• _REQUIREMENT_: Leave out the pictures and copy everything else below exactly.
--- Begin TASK INPUTS ---
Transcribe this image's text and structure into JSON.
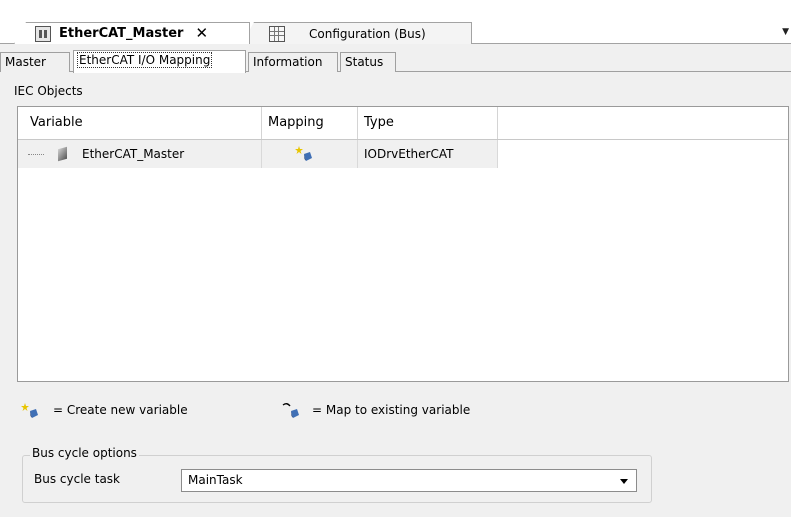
{
  "editor_tabs": [
    {
      "label": "EtherCAT_Master",
      "icon": "device-icon",
      "active": true,
      "close_glyph": "✕"
    },
    {
      "label": "Configuration (Bus)",
      "icon": "table-icon",
      "active": false
    }
  ],
  "overflow_glyph": "▼",
  "inner_tabs": [
    {
      "label": "Master"
    },
    {
      "label": "EtherCAT I/O Mapping",
      "selected": true
    },
    {
      "label": "Information"
    },
    {
      "label": "Status"
    }
  ],
  "iec_objects": {
    "title": "IEC Objects",
    "columns": [
      "Variable",
      "Mapping",
      "Type"
    ],
    "rows": [
      {
        "variable": "EtherCAT_Master",
        "mapping_icon": "create-new-variable-icon",
        "type": "IODrvEtherCAT"
      }
    ]
  },
  "legend": {
    "create_new": "= Create new variable",
    "map_existing": "= Map to existing variable"
  },
  "bus_cycle": {
    "group_title": "Bus cycle options",
    "label": "Bus cycle task",
    "value": "MainTask"
  },
  "colors": {
    "panel_background": "#f0f0f0",
    "border": "#a0a0a0",
    "icon_accent": "#e8c500",
    "icon_blue": "#3f6fb5"
  }
}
--- End TASK INPUTS ---
• _SOLUTION_:
Transcribe this image's text and structure into JSON.
{
  "editor_tabs": [
    {
      "label": "EtherCAT_Master",
      "icon": "device-icon",
      "active": true,
      "close_glyph": "✕"
    },
    {
      "label": "Configuration (Bus)",
      "icon": "table-icon",
      "active": false
    }
  ],
  "overflow_glyph": "▼",
  "inner_tabs": [
    {
      "label": "Master"
    },
    {
      "label": "EtherCAT I/O Mapping",
      "selected": true
    },
    {
      "label": "Information"
    },
    {
      "label": "Status"
    }
  ],
  "iec_objects": {
    "title": "IEC Objects",
    "columns": [
      "Variable",
      "Mapping",
      "Type"
    ],
    "rows": [
      {
        "variable": "EtherCAT_Master",
        "mapping_icon": "create-new-variable-icon",
        "type": "IODrvEtherCAT"
      }
    ]
  },
  "legend": {
    "create_new": "= Create new variable",
    "map_existing": "= Map to existing variable"
  },
  "bus_cycle": {
    "group_title": "Bus cycle options",
    "label": "Bus cycle task",
    "value": "MainTask"
  },
  "colors": {
    "panel_background": "#f0f0f0",
    "border": "#a0a0a0",
    "icon_accent": "#e8c500",
    "icon_blue": "#3f6fb5"
  }
}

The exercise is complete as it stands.